▸ WORK TO COMPLETE: Will you print the material below without altering a single character?

▸ AVAILABLE RECORDS:
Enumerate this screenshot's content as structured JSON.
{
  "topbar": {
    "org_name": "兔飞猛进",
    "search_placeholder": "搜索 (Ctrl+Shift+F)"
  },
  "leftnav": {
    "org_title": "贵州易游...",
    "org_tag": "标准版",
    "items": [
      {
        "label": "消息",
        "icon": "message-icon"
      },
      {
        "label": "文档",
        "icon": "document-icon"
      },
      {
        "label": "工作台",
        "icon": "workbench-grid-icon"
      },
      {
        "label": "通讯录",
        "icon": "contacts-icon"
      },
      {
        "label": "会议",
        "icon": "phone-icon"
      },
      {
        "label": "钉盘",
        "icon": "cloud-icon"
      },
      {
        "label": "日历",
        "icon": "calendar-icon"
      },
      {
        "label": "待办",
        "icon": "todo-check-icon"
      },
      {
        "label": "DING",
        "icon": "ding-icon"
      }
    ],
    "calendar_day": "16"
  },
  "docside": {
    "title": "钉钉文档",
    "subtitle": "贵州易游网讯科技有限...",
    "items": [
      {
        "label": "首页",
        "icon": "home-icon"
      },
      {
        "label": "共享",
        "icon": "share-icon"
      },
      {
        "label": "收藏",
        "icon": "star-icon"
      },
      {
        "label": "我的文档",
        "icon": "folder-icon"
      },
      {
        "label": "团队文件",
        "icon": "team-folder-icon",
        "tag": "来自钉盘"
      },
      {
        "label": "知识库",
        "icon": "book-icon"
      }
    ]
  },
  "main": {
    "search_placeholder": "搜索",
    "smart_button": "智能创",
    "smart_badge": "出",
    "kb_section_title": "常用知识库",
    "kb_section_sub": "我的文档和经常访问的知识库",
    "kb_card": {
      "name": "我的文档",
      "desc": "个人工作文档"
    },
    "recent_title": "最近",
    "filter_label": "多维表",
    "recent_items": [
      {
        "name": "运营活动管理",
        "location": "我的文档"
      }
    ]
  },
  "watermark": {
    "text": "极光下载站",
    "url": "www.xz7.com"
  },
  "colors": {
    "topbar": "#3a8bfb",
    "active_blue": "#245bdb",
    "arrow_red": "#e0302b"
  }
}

▸ TASK OUTPUT:
Enumerate this screenshot's content as structured JSON.
{
  "topbar": {
    "org_name": "兔飞猛进",
    "search_placeholder": "搜索 (Ctrl+Shift+F)"
  },
  "leftnav": {
    "org_title": "贵州易游...",
    "org_tag": "标准版",
    "items": [
      {
        "label": "消息",
        "icon": "message-icon"
      },
      {
        "label": "文档",
        "icon": "document-icon"
      },
      {
        "label": "工作台",
        "icon": "workbench-grid-icon"
      },
      {
        "label": "通讯录",
        "icon": "contacts-icon"
      },
      {
        "label": "会议",
        "icon": "phone-icon"
      },
      {
        "label": "钉盘",
        "icon": "cloud-icon"
      },
      {
        "label": "日历",
        "icon": "calendar-icon"
      },
      {
        "label": "待办",
        "icon": "todo-check-icon"
      },
      {
        "label": "DING",
        "icon": "ding-icon"
      }
    ],
    "calendar_day": "16"
  },
  "docside": {
    "title": "钉钉文档",
    "subtitle": "贵州易游网讯科技有限...",
    "items": [
      {
        "label": "首页",
        "icon": "home-icon"
      },
      {
        "label": "共享",
        "icon": "share-icon"
      },
      {
        "label": "收藏",
        "icon": "star-icon"
      },
      {
        "label": "我的文档",
        "icon": "folder-icon"
      },
      {
        "label": "团队文件",
        "icon": "team-folder-icon",
        "tag": "来自钉盘"
      },
      {
        "label": "知识库",
        "icon": "book-icon"
      }
    ]
  },
  "main": {
    "search_placeholder": "搜索",
    "smart_button": "智能创",
    "smart_badge": "出",
    "kb_section_title": "常用知识库",
    "kb_section_sub": "我的文档和经常访问的知识库",
    "kb_card": {
      "name": "我的文档",
      "desc": "个人工作文档"
    },
    "recent_title": "最近",
    "filter_label": "多维表",
    "recent_items": [
      {
        "name": "运营活动管理",
        "location": "我的文档"
      }
    ]
  },
  "watermark": {
    "text": "极光下载站",
    "url": "www.xz7.com"
  },
  "colors": {
    "topbar": "#3a8bfb",
    "active_blue": "#245bdb",
    "arrow_red": "#e0302b"
  }
}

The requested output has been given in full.